---- DATA ROWS

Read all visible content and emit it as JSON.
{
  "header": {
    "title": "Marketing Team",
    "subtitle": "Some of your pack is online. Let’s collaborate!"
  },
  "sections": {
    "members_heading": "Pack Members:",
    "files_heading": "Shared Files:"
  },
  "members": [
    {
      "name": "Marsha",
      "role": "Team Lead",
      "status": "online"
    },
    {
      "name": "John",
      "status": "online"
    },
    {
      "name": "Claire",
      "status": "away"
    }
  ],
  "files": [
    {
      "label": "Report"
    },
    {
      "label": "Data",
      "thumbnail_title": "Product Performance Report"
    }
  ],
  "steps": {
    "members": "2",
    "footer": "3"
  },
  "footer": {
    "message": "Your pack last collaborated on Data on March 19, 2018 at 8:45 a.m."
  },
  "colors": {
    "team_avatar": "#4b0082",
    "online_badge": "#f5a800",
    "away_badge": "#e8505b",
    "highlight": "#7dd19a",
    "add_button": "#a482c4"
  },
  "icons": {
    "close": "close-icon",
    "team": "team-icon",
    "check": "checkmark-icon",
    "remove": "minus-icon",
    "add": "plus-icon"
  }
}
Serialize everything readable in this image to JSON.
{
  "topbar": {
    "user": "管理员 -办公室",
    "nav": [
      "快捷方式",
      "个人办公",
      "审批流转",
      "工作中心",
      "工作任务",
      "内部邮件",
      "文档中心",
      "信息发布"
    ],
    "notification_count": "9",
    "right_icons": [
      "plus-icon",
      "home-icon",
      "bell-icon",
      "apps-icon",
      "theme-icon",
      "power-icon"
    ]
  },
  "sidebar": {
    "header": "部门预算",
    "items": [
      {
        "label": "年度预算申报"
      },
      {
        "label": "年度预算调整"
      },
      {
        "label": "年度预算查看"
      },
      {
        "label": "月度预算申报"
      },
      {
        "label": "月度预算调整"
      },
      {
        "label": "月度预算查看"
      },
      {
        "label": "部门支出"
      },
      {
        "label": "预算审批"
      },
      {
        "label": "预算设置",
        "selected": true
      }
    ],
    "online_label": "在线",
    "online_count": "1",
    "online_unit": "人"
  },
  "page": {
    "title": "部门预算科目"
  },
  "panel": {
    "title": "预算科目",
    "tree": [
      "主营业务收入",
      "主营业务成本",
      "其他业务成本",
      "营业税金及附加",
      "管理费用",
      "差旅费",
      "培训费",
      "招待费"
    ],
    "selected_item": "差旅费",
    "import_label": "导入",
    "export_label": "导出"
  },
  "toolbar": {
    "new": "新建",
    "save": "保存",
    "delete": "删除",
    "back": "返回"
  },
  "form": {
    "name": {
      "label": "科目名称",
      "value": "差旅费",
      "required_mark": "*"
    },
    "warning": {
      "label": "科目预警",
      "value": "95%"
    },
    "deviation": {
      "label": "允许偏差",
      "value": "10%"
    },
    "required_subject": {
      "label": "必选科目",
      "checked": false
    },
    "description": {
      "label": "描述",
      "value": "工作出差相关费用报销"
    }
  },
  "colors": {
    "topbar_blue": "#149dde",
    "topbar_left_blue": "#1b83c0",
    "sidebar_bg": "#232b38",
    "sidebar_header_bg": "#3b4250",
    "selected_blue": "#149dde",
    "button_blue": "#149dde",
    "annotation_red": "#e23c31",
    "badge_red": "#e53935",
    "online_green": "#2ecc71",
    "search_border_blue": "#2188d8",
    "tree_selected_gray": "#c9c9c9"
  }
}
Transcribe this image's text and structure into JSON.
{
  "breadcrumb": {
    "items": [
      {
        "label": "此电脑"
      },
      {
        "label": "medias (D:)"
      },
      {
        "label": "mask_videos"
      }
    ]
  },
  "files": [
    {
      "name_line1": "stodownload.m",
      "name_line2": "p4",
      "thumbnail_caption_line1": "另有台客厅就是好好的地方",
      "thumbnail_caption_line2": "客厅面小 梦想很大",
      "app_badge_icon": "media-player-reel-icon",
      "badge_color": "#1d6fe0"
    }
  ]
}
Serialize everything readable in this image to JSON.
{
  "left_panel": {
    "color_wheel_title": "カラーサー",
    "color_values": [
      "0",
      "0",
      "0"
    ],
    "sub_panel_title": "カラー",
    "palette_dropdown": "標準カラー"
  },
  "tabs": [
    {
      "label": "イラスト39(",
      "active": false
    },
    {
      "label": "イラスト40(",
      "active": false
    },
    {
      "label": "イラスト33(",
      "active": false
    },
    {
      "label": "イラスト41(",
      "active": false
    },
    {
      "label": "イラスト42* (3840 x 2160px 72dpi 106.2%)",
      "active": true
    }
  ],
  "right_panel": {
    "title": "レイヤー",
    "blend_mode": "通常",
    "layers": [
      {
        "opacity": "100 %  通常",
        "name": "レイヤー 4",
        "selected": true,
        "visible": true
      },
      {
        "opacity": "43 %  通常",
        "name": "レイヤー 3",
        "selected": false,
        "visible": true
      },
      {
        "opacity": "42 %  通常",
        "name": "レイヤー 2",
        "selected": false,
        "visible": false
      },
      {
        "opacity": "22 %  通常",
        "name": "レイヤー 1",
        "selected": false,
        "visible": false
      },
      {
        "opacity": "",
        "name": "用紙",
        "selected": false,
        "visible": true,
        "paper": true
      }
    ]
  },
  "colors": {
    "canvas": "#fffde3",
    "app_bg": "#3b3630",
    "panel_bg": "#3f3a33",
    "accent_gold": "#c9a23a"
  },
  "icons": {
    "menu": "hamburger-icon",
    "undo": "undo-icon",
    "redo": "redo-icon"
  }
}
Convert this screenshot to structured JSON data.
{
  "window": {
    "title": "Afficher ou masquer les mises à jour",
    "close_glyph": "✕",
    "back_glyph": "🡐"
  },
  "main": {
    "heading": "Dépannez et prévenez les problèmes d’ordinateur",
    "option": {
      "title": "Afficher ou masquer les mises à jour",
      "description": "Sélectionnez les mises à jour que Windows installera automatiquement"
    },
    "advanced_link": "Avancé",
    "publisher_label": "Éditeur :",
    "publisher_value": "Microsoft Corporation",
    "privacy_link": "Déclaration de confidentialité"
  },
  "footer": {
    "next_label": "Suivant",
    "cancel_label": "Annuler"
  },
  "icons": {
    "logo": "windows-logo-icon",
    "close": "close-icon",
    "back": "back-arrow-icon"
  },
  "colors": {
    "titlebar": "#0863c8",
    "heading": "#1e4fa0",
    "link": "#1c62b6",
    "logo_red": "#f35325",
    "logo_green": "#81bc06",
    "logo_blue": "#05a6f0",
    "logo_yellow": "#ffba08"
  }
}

--------

TASK INSTRUCTIONS -> Copy out each line exactly.

WRITTEN REPLY ->
Read all visible content and emit it as JSON.
{
  "header": {
    "title": "Marketing Team",
    "subtitle": "Some of your pack is online. Let’s collaborate!"
  },
  "sections": {
    "members_heading": "Pack Members:",
    "files_heading": "Shared Files:"
  },
  "members": [
    {
      "name": "Marsha",
      "role": "Team Lead",
      "status": "online"
    },
    {
      "name": "John",
      "status": "online"
    },
    {
      "name": "Claire",
      "status": "away"
    }
  ],
  "files": [
    {
      "label": "Report"
    },
    {
      "label": "Data",
      "thumbnail_title": "Product Performance Report"
    }
  ],
  "steps": {
    "members": "2",
    "footer": "3"
  },
  "footer": {
    "message": "Your pack last collaborated on Data on March 19, 2018 at 8:45 a.m."
  },
  "colors": {
    "team_avatar": "#4b0082",
    "online_badge": "#f5a800",
    "away_badge": "#e8505b",
    "highlight": "#7dd19a",
    "add_button": "#a482c4"
  },
  "icons": {
    "close": "close-icon",
    "team": "team-icon",
    "check": "checkmark-icon",
    "remove": "minus-icon",
    "add": "plus-icon"
  }
}
Serialize everything readable in this image to JSON.
{
  "topbar": {
    "user": "管理员 -办公室",
    "nav": [
      "快捷方式",
      "个人办公",
      "审批流转",
      "工作中心",
      "工作任务",
      "内部邮件",
      "文档中心",
      "信息发布"
    ],
    "notification_count": "9",
    "right_icons": [
      "plus-icon",
      "home-icon",
      "bell-icon",
      "apps-icon",
      "theme-icon",
      "power-icon"
    ]
  },
  "sidebar": {
    "header": "部门预算",
    "items": [
      {
        "label": "年度预算申报"
      },
      {
        "label": "年度预算调整"
      },
      {
        "label": "年度预算查看"
      },
      {
        "label": "月度预算申报"
      },
      {
        "label": "月度预算调整"
      },
      {
        "label": "月度预算查看"
      },
      {
        "label": "部门支出"
      },
      {
        "label": "预算审批"
      },
      {
        "label": "预算设置",
        "selected": true
      }
    ],
    "online_label": "在线",
    "online_count": "1",
    "online_unit": "人"
  },
  "page": {
    "title": "部门预算科目"
  },
  "panel": {
    "title": "预算科目",
    "tree": [
      "主营业务收入",
      "主营业务成本",
      "其他业务成本",
      "营业税金及附加",
      "管理费用",
      "差旅费",
      "培训费",
      "招待费"
    ],
    "selected_item": "差旅费",
    "import_label": "导入",
    "export_label": "导出"
  },
  "toolbar": {
    "new": "新建",
    "save": "保存",
    "delete": "删除",
    "back": "返回"
  },
  "form": {
    "name": {
      "label": "科目名称",
      "value": "差旅费",
      "required_mark": "*"
    },
    "warning": {
      "label": "科目预警",
      "value": "95%"
    },
    "deviation": {
      "label": "允许偏差",
      "value": "10%"
    },
    "required_subject": {
      "label": "必选科目",
      "checked": false
    },
    "description": {
      "label": "描述",
      "value": "工作出差相关费用报销"
    }
  },
  "colors": {
    "topbar_blue": "#149dde",
    "topbar_left_blue": "#1b83c0",
    "sidebar_bg": "#232b38",
    "sidebar_header_bg": "#3b4250",
    "selected_blue": "#149dde",
    "button_blue": "#149dde",
    "annotation_red": "#e23c31",
    "badge_red": "#e53935",
    "online_green": "#2ecc71",
    "search_border_blue": "#2188d8",
    "tree_selected_gray": "#c9c9c9"
  }
}
Transcribe this image's text and structure into JSON.
{
  "breadcrumb": {
    "items": [
      {
        "label": "此电脑"
      },
      {
        "label": "medias (D:)"
      },
      {
        "label": "mask_videos"
      }
    ]
  },
  "files": [
    {
      "name_line1": "stodownload.m",
      "name_line2": "p4",
      "thumbnail_caption_line1": "另有台客厅就是好好的地方",
      "thumbnail_caption_line2": "客厅面小 梦想很大",
      "app_badge_icon": "media-player-reel-icon",
      "badge_color": "#1d6fe0"
    }
  ]
}
Serialize everything readable in this image to JSON.
{
  "left_panel": {
    "color_wheel_title": "カラーサー",
    "color_values": [
      "0",
      "0",
      "0"
    ],
    "sub_panel_title": "カラー",
    "palette_dropdown": "標準カラー"
  },
  "tabs": [
    {
      "label": "イラスト39(",
      "active": false
    },
    {
      "label": "イラスト40(",
      "active": false
    },
    {
      "label": "イラスト33(",
      "active": false
    },
    {
      "label": "イラスト41(",
      "active": false
    },
    {
      "label": "イラスト42* (3840 x 2160px 72dpi 106.2%)",
      "active": true
    }
  ],
  "right_panel": {
    "title": "レイヤー",
    "blend_mode": "通常",
    "layers": [
      {
        "opacity": "100 %  通常",
        "name": "レイヤー 4",
        "selected": true,
        "visible": true
      },
      {
        "opacity": "43 %  通常",
        "name": "レイヤー 3",
        "selected": false,
        "visible": true
      },
      {
        "opacity": "42 %  通常",
        "name": "レイヤー 2",
        "selected": false,
        "visible": false
      },
      {
        "opacity": "22 %  通常",
        "name": "レイヤー 1",
        "selected": false,
        "visible": false
      },
      {
        "opacity": "",
        "name": "用紙",
        "selected": false,
        "visible": true,
        "paper": true
      }
    ]
  },
  "colors": {
    "canvas": "#fffde3",
    "app_bg": "#3b3630",
    "panel_bg": "#3f3a33",
    "accent_gold": "#c9a23a"
  },
  "icons": {
    "menu": "hamburger-icon",
    "undo": "undo-icon",
    "redo": "redo-icon"
  }
}
Convert this screenshot to structured JSON data.
{
  "window": {
    "title": "Afficher ou masquer les mises à jour",
    "close_glyph": "✕",
    "back_glyph": "🡐"
  },
  "main": {
    "heading": "Dépannez et prévenez les problèmes d’ordinateur",
    "option": {
      "title": "Afficher ou masquer les mises à jour",
      "description": "Sélectionnez les mises à jour que Windows installera automatiquement"
    },
    "advanced_link": "Avancé",
    "publisher_label": "Éditeur :",
    "publisher_value": "Microsoft Corporation",
    "privacy_link": "Déclaration de confidentialité"
  },
  "footer": {
    "next_label": "Suivant",
    "cancel_label": "Annuler"
  },
  "icons": {
    "logo": "windows-logo-icon",
    "close": "close-icon",
    "back": "back-arrow-icon"
  },
  "colors": {
    "titlebar": "#0863c8",
    "heading": "#1e4fa0",
    "link": "#1c62b6",
    "logo_red": "#f35325",
    "logo_green": "#81bc06",
    "logo_blue": "#05a6f0",
    "logo_yellow": "#ffba08"
  }
}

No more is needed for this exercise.